**Что нужно сделать**
(1) Отредактируйте фрагмент текста о речи Бенедетто Варки между «Надгробная речь мессера» и «Флоренция, 1564 год.» включительно: приведите его заново, заменив «Сан Лоренцо» на «Санта-Кроче».
(2) Продолжите текст о надгробной речи Бенедетто Варки, начав сразу после его последнего предложения.

#### Текст для чтения

Редко сейчас можно услышать красивую речь. Хотя, конечно, бывают и исключения. Или, может, я не тех ораторов слушаю. Ритм общественный жизни сейчас столь быстр, что ораторам не до изящества слога. Так – во всех областях. А между тем – это ведь целое искусство: изящно говорить. И вспомнился мне в связи с этим мой старый знакомый – Бенедетто Варки. Варки – писатель, поэт, философ, историк, теоретик искусства (помните его? я уже про него рассказывал). В общем, он умел хорошо и изящно говорить. И, более того, он - теоретик маньеристического искусства, поэтому, говоря о нем, надо говорить об изяществе, возведенным в квадрат, или даже в куб. В 1564 году на похоронах Микеланджело он прочитал речь, посвященную великому мастеру. Хочу предложить Вам прочитать мой перевод начала этой речи. Вернее, - (и это подчеркнуть!) – перевод только лишь вступления в речь. Прочитайте и представьте, если такое – вступление в речь, то какова же сама речь. Понимаю, что этот текст может показаться трудноватым для чтения, мягко говоря. Но к такой манере выражения мыслей можно привыкнуть, - и, более того, в ней есть своя красота. Я уже довольно долго изучаю маньеризм, привык к нему и полюбил его. Мне вот очень нравится, как пишет Варки. Хотя переводить его, честное слово, - сложно и без подготовки чревато многочисленными переломами языка. Итак, вот оно: маньеристическое изящество в кубе.
Надгробная речь мессера Бенедетто Варки, прочитанная им публично на похоронах Микеланджело Буонарроти во Флоренции в церкви Сан Лоренцо. С посвящением Великолепнейшему и достопочтенному Монсиньору мессеру Винченцо Боргини, настоятелю Оспедале дельи Инноченти. С почтением. Флоренция, 1564 год.
Предисловие к изданию.
Великолепнейшему и достопочтенному Монсиньору мессеру Винченцо Боргини, настоятелю Оспедале дельи Инноченти,
Бенедетто Варки.
Есть две главные причины, о, Великолепный и много достопочтенный Монсиньор, почему я (имея необходимость отправить в печать надгробную речь, прочитанную мной в Сан Лоренцо на похоронах Микеланджело), захотел, чтобы она, еще не удостоенная внимания вашего чистейшего и справедливейшего слуха, была опубликована и появилась под вашим славным именем, о много достопочтенный Синьор. Первая из них – (поскольку вы были выбраны по мудрейшему решению Сиятельнейшего и Великолепнейшего Герцога Козимо, нашего достопочтеннейшего Господина, главой ученейшей и почетнейшей Академии, и Общества рисунка, которое с таким великолепием и уважением превозносится благодаря вашему управлению так, как не было бы возможно в другом случае) заключается в том, что мне показалось, что нельзя и не должно делать иначе. Вторая заключается в том, что, поскольку я давно точно знал, насколько велики не только Ваши познания в ораторском искусстве и вообще знания всех вещей, но и насколько велика благосклонность и любезность Вашей Милости по отношению ко всем людям, и особенно – по отношению к друзьям, и, в частности, по отношению ко мне, я уверился, что моя речь не должна ни нанести Вам обиду, ни вызвать Ваш гнев из-за того, что будто бы я пытался тем прославить себя и мои дела с помощью репутации и авторитета Вашего имени, которому я смиренно и бесконечно всегда себя дарю и поручаю.

########
#### Исходные записи

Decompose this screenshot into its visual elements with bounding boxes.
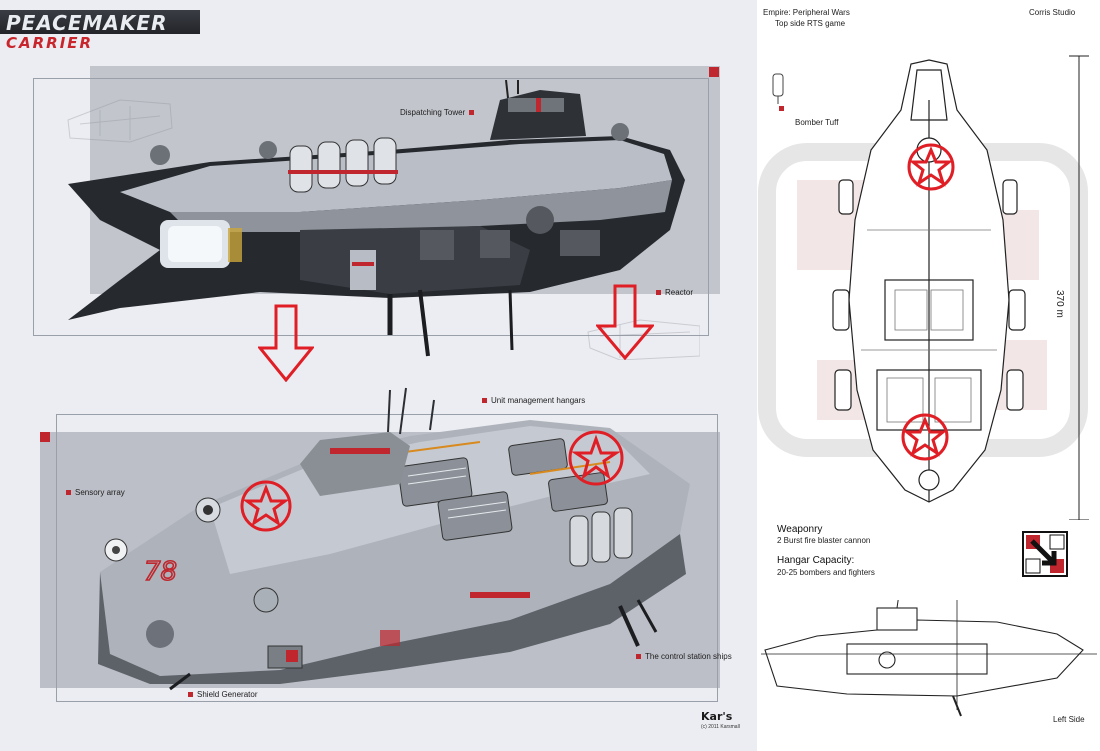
spec-sheet-panel: Empire: Peripheral Wars Top side RTS gam… <box>757 0 1100 751</box>
bomber-label: Bomber Tuff <box>795 118 839 127</box>
callout-marker-icon <box>469 110 475 115</box>
concept-art-panel: PEACEMAKER CARRIER <box>0 0 757 751</box>
dispatching-tower-label: Dispatching Tower <box>400 108 475 117</box>
reactor-text: Reactor <box>665 288 694 297</box>
title-block: PEACEMAKER CARRIER <box>0 0 200 52</box>
sensory-array-text: Sensory array <box>75 488 125 497</box>
down-arrow-icon <box>258 304 314 382</box>
shield-generator-text: Shield Generator <box>197 690 258 699</box>
artist-signature: Kar's (c) 2011 Karsmall <box>701 710 751 744</box>
unit-management-hangars-label: Unit management hangars <box>482 396 585 405</box>
carrier-top-blueprint <box>758 55 1089 520</box>
sensory-array-label: Sensory array <box>66 488 125 497</box>
unit-management-hangars-text: Unit management hangars <box>491 396 586 405</box>
callout-marker-icon <box>66 490 71 495</box>
game-title: Empire: Peripheral Wars <box>763 8 850 17</box>
bottom-view-corner-marker <box>40 432 50 442</box>
title-bar <box>0 10 200 34</box>
bottom-view-frame <box>56 414 718 702</box>
artist-name: Kar's <box>701 710 733 723</box>
studio-logo-icon <box>1022 531 1068 577</box>
ship-class-subtitle: CARRIER <box>6 34 94 52</box>
reactor-label: Reactor <box>656 288 693 297</box>
hull-number: 78 <box>144 557 177 587</box>
callout-marker-icon <box>656 290 661 295</box>
callout-marker-icon <box>636 654 641 659</box>
hangar-capacity-heading: Hangar Capacity: <box>777 555 855 566</box>
callout-marker-icon <box>188 692 193 697</box>
studio-name: Corris Studio <box>1029 8 1076 17</box>
carrier-side-view-render <box>67 80 700 360</box>
carrier-left-side-blueprint <box>761 600 1097 717</box>
top-view-corner-marker <box>709 67 719 77</box>
shield-generator-label: Shield Generator <box>188 690 257 699</box>
weaponry-heading: Weaponry <box>777 524 823 535</box>
left-side-label: Left Side <box>1053 715 1085 724</box>
control-station-ships-label: The control station ships <box>636 652 732 661</box>
top-view-frame <box>33 78 709 336</box>
control-station-ships-text: The control station ships <box>645 652 732 661</box>
star-marker-icon <box>568 430 624 486</box>
ship-length: 370 m <box>1054 290 1065 318</box>
carrier-three-quarter-view-render: 78 <box>98 387 690 691</box>
artist-copyright: (c) 2011 Karsmall <box>701 724 740 730</box>
down-arrow-icon <box>596 284 654 360</box>
dispatching-tower-text: Dispatching Tower <box>400 108 466 117</box>
star-marker-icon <box>240 480 292 532</box>
weaponry-value: 2 Burst fire blaster cannon <box>777 536 871 545</box>
ship-title: PEACEMAKER <box>6 11 168 35</box>
callout-marker-icon <box>482 398 487 403</box>
game-subtitle: Top side RTS game <box>775 19 846 28</box>
hangar-capacity-value: 20-25 bombers and fighters <box>777 568 875 577</box>
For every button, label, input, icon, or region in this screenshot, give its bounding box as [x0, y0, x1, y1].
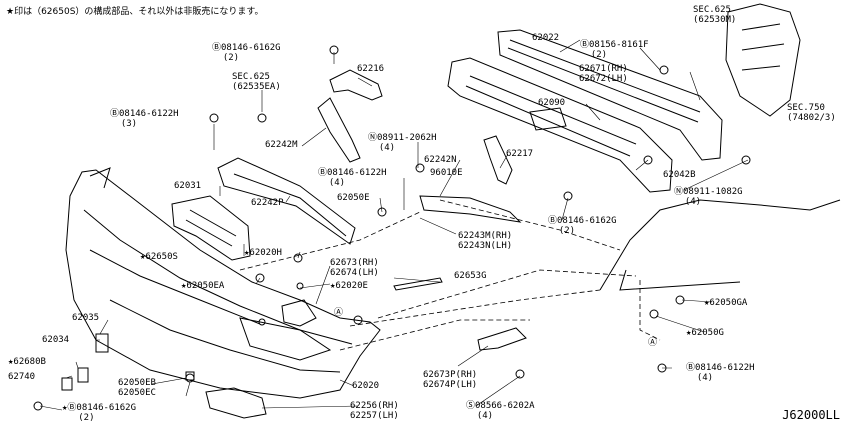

########

**Ответы**
(1)
Надгробная речь мессера Бенедетто Варки, прочитанная им публично на похоронах Микеланджело Буонарроти во Флоренции в церкви Санта-Кроче. С посвящением Великолепнейшему и достопочтенному Монсиньору мессеру Винченцо Боргини, настоятелю Оспедале дельи Инноченти. С почтением. Флоренция, 1564 год.

(2)
Вступление.
С того мгновения, когда добрейший и величайший Бог по своей бесконечной и невыразимой милости создал из ничего все Небеса, всю Землю, до настоящего дня, когда со дня творения уже прошло свыше пяти тысячи пятисот лет, никогда не было, о Светлейший и Великолепнейший Герцог, Синьор и наш достопочтеннейший Господин, и все Вы, благороднейшие и любезнейшие Слушатели, и вряд ли когда-нибудь до конца времен будет более легкий и более сложный предмет для беседы, чем тот, который я, как и для того, чтобы угодить вашим просьбам, которым я всегда стремлюсь угождать, как и для того, чтобы повиноваться вашему распоряжению, которому я ни при каком условии не мог бы не подчиниться, так и по своему желанию и с величайшей охотой, но осторожно (так как было мало времени) принял на свои сильные, но в то же время слабые плечи.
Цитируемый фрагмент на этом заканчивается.